— BEGIN Input data —

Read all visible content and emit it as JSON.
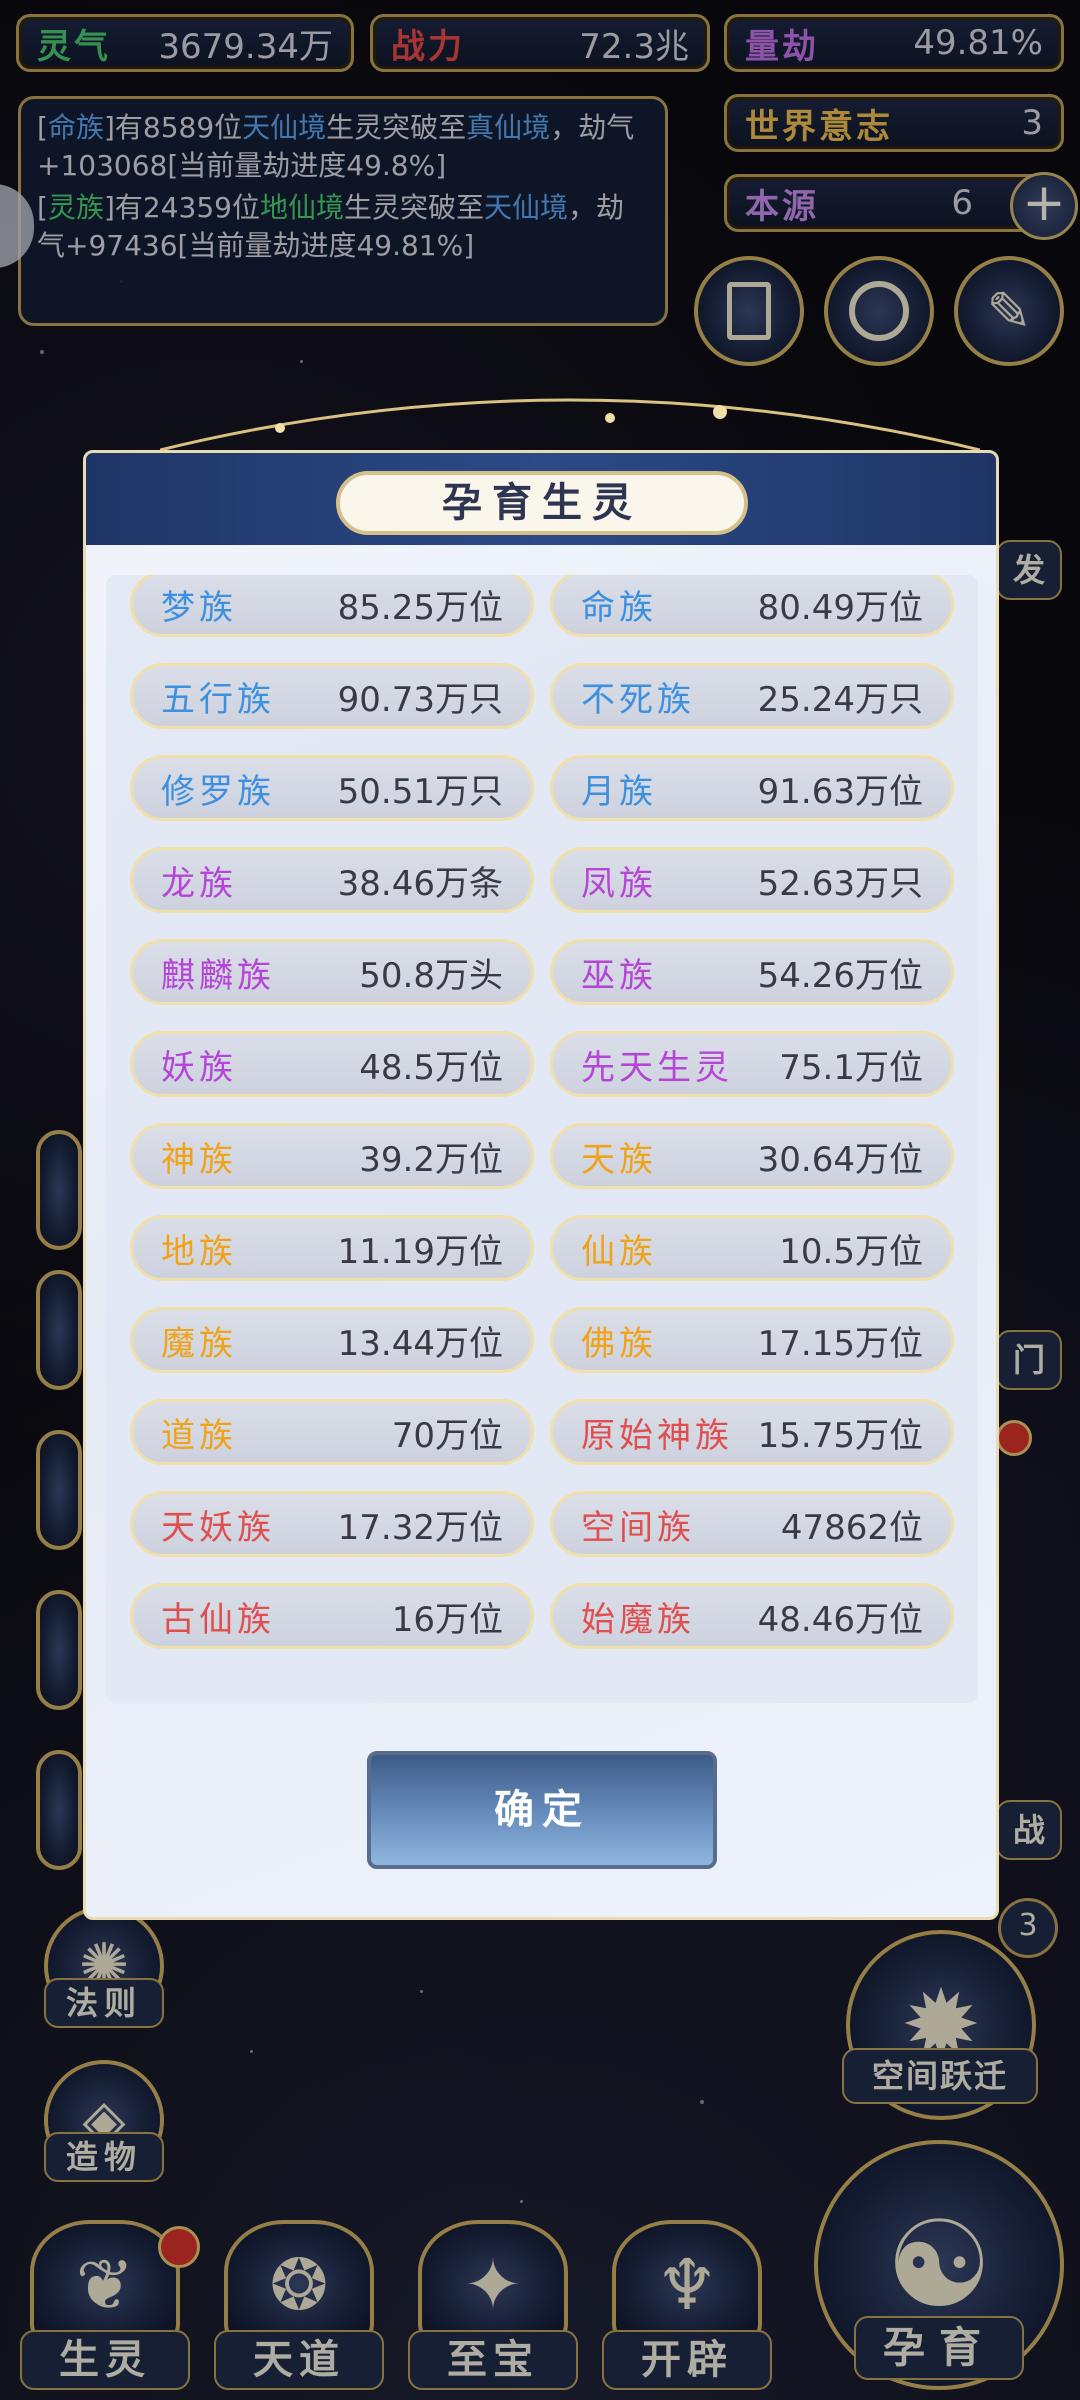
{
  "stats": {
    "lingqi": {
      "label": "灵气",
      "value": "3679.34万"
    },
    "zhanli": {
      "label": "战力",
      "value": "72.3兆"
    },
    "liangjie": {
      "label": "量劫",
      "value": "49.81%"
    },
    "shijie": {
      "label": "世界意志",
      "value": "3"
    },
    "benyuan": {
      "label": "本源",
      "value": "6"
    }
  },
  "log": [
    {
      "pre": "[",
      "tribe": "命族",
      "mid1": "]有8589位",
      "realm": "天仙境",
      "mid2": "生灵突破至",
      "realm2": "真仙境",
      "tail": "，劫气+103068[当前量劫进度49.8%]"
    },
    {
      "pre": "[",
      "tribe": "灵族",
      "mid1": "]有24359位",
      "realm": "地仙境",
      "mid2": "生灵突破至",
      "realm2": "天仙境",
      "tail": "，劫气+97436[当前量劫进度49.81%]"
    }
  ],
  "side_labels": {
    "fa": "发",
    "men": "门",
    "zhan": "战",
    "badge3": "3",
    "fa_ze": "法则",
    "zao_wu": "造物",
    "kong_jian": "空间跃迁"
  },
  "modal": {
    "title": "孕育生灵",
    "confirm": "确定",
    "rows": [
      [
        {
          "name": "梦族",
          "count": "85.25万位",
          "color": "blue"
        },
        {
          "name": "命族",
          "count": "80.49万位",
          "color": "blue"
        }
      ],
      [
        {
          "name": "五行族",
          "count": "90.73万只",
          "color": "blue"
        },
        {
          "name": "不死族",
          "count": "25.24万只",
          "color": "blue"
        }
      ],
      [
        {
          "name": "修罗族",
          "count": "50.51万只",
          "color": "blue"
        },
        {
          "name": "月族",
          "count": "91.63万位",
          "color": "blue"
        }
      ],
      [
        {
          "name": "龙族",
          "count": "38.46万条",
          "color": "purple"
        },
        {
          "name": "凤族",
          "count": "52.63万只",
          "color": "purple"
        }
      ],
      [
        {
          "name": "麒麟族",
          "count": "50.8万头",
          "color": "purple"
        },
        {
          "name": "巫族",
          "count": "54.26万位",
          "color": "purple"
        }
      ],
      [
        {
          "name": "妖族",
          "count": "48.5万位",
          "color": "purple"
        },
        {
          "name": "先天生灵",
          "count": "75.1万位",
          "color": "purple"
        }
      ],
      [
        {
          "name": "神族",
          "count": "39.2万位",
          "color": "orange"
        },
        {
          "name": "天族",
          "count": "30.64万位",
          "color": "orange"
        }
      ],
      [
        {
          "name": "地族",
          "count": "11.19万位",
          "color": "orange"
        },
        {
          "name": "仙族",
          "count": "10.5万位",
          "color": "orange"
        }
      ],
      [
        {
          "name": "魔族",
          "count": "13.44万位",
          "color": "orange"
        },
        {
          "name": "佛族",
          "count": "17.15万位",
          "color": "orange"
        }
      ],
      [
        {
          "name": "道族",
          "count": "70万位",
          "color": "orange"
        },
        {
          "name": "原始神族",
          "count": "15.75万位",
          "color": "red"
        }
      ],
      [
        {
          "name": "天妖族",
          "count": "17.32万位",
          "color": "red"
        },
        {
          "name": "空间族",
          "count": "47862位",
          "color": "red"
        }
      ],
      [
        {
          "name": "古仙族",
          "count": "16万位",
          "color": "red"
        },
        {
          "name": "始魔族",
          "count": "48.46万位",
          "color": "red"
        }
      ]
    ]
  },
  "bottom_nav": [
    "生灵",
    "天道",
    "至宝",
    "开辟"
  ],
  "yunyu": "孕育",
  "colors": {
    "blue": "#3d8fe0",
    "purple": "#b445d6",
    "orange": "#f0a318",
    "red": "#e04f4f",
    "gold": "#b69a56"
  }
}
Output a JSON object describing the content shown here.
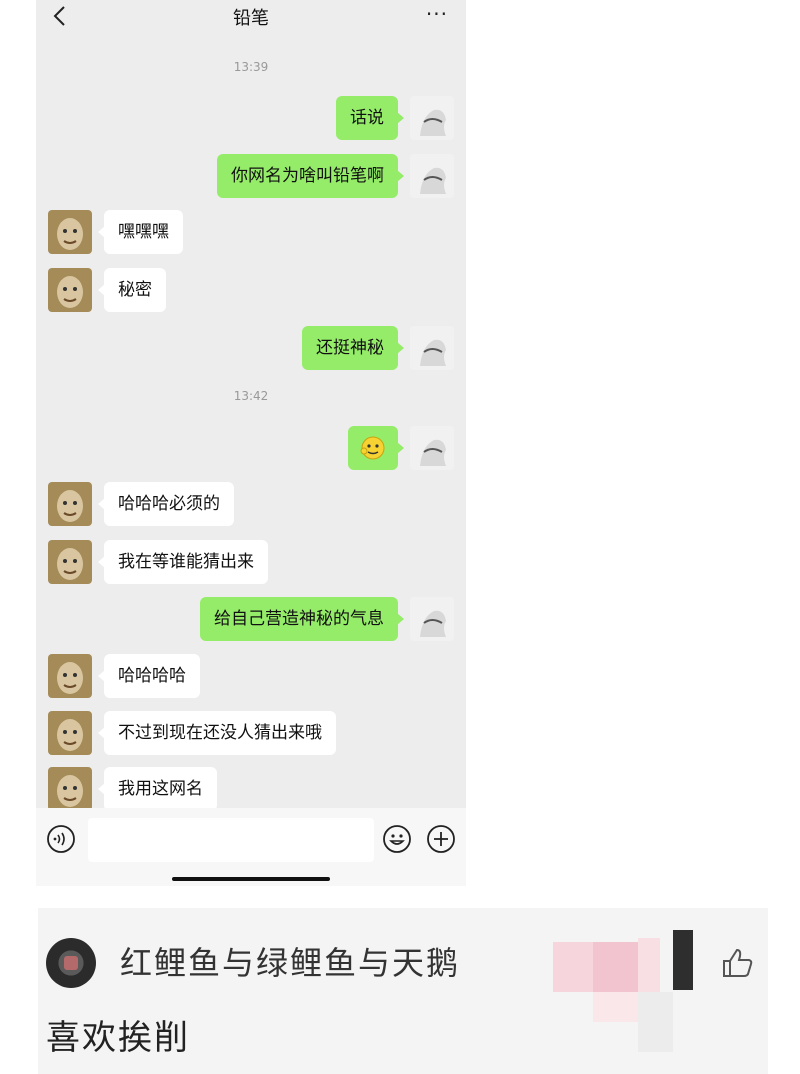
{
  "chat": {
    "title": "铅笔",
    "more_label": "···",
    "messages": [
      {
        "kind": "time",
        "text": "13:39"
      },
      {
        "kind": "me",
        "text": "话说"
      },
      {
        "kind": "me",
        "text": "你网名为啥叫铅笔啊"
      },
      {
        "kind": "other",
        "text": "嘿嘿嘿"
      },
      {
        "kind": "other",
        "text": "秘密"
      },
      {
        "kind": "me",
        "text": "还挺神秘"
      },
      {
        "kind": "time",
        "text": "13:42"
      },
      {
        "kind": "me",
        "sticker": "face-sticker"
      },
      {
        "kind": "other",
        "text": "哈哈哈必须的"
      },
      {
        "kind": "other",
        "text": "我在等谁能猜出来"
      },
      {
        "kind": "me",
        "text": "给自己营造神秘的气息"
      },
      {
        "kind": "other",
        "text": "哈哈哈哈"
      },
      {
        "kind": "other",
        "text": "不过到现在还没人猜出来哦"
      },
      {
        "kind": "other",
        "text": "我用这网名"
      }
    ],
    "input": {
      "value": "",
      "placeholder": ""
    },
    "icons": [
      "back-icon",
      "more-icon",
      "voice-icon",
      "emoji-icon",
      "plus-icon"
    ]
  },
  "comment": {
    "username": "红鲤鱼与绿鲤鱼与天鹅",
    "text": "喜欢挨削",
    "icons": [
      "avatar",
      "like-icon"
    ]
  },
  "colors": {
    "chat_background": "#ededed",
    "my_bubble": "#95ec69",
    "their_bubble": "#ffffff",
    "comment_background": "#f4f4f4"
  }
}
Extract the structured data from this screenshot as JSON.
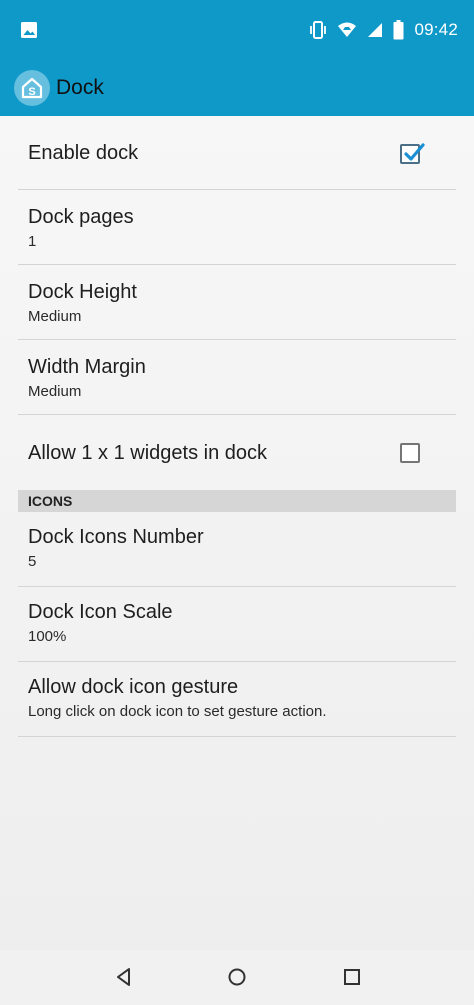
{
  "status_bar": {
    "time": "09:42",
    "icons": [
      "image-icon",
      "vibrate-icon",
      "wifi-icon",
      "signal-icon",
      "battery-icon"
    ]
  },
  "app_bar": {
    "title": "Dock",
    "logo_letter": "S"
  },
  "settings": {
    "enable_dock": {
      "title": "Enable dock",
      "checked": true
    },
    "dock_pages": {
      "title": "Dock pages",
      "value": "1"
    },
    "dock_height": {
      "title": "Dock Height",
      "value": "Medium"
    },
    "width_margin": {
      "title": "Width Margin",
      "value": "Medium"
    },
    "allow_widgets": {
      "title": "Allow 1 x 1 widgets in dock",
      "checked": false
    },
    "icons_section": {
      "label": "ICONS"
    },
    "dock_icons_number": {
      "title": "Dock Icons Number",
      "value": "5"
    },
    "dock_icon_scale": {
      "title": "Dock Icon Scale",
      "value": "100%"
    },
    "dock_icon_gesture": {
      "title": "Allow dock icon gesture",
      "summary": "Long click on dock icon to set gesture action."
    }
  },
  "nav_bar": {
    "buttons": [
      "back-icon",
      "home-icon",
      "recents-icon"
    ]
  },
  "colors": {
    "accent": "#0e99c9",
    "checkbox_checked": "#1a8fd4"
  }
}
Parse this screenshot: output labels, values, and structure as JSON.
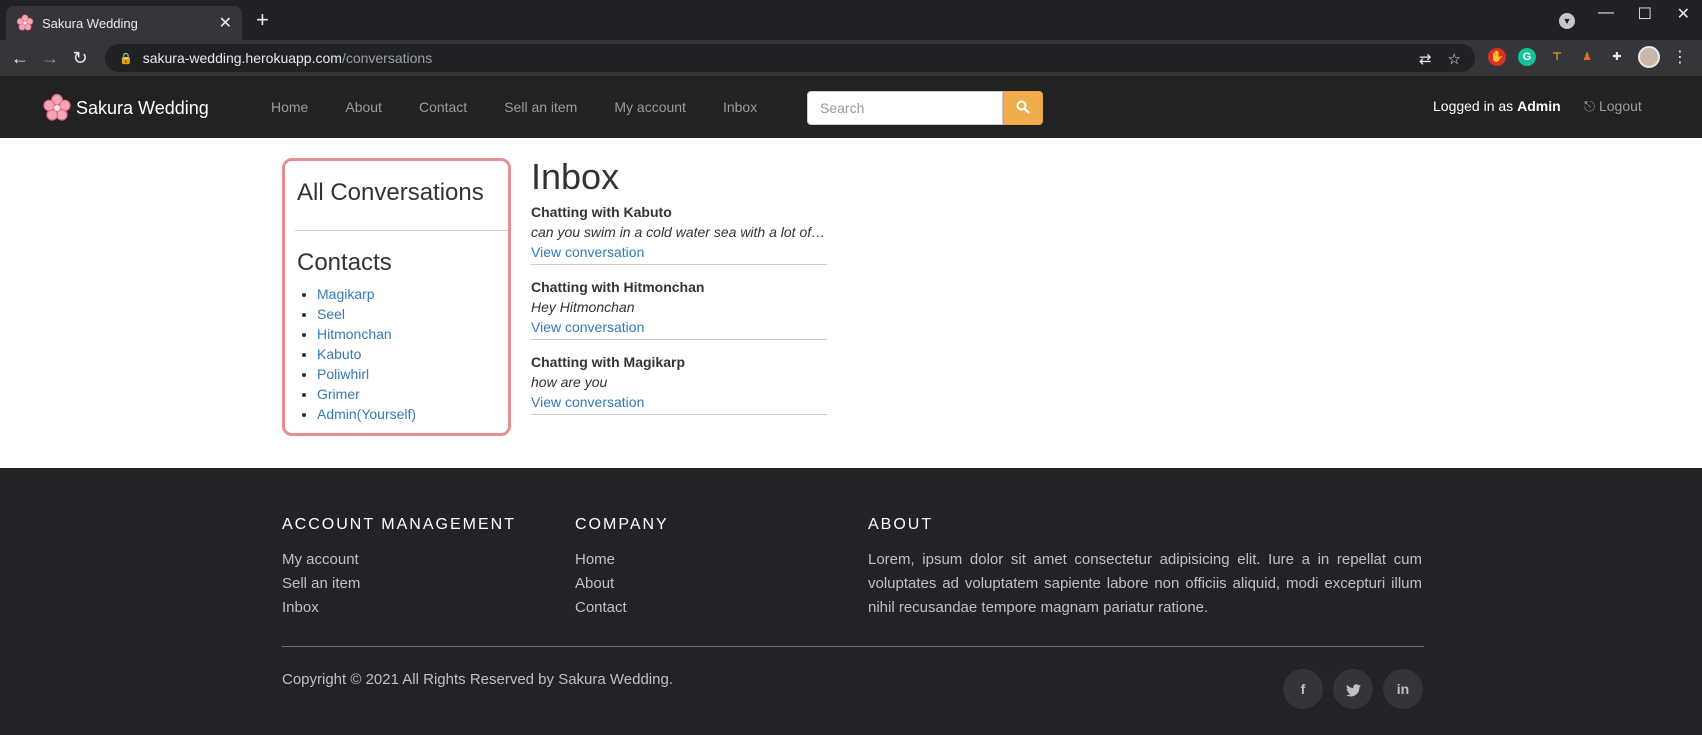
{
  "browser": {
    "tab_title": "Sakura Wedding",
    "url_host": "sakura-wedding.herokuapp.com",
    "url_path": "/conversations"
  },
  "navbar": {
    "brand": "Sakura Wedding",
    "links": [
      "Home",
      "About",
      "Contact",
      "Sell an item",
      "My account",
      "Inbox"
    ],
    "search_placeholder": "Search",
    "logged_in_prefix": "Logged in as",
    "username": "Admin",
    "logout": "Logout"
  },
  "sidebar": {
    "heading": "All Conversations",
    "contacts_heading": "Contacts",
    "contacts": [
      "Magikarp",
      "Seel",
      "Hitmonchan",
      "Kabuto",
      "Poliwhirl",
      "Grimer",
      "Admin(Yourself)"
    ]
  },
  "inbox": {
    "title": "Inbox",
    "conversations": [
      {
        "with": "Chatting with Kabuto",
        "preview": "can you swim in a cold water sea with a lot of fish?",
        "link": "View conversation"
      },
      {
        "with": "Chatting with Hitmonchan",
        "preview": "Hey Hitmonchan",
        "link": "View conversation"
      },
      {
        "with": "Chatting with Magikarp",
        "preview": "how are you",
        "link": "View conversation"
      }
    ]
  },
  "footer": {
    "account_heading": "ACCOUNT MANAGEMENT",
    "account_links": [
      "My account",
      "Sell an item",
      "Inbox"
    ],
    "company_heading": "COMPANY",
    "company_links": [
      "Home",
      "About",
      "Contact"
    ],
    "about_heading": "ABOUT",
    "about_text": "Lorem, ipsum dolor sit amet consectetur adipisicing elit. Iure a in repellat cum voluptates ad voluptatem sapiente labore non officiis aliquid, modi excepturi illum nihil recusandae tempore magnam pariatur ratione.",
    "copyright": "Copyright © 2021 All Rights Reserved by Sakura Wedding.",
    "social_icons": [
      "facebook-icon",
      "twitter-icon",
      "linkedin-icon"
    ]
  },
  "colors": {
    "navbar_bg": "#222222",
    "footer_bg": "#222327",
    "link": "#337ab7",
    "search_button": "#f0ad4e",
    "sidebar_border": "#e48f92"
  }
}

— END Input data —

## What to do
Pick out, from the lines above, every one that contains the string "preview".

## Result of the task
        "preview": "can you swim in a cold water sea with a lot of fish?",
        "preview": "Hey Hitmonchan",
        "preview": "how are you",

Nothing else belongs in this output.